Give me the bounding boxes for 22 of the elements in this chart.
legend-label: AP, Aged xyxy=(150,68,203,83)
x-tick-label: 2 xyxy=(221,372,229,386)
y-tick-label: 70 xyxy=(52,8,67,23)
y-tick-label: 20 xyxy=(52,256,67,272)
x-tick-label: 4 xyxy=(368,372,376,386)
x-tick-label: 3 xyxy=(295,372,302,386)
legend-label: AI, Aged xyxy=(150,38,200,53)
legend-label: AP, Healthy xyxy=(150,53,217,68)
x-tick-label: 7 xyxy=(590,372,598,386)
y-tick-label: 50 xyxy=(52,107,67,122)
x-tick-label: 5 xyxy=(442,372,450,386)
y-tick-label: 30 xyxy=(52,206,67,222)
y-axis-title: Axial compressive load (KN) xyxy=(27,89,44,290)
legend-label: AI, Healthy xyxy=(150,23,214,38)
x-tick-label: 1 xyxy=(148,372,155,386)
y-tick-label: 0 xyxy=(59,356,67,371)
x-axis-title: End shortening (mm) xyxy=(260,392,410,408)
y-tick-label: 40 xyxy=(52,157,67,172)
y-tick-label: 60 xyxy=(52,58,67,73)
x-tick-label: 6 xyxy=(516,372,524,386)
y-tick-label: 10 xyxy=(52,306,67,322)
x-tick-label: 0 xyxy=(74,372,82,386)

- _Exercise task_: Print every item above again, line for line, without changing anything.

- _Task answer_:
Give me the bounding boxes for 22 of the elements in this chart.
legend-label: AP, Aged xyxy=(150,68,203,83)
x-tick-label: 2 xyxy=(221,372,229,386)
y-tick-label: 70 xyxy=(52,8,67,23)
y-tick-label: 20 xyxy=(52,256,67,272)
x-tick-label: 4 xyxy=(368,372,376,386)
x-tick-label: 3 xyxy=(295,372,302,386)
legend-label: AI, Aged xyxy=(150,38,200,53)
legend-label: AP, Healthy xyxy=(150,53,217,68)
x-tick-label: 7 xyxy=(590,372,598,386)
y-tick-label: 50 xyxy=(52,107,67,122)
x-tick-label: 5 xyxy=(442,372,450,386)
y-tick-label: 30 xyxy=(52,206,67,222)
y-axis-title: Axial compressive load (KN) xyxy=(27,89,44,290)
legend-label: AI, Healthy xyxy=(150,23,214,38)
x-tick-label: 1 xyxy=(148,372,155,386)
y-tick-label: 0 xyxy=(59,356,67,371)
x-axis-title: End shortening (mm) xyxy=(260,392,410,408)
y-tick-label: 40 xyxy=(52,157,67,172)
y-tick-label: 60 xyxy=(52,58,67,73)
x-tick-label: 6 xyxy=(516,372,524,386)
y-tick-label: 10 xyxy=(52,306,67,322)
x-tick-label: 0 xyxy=(74,372,82,386)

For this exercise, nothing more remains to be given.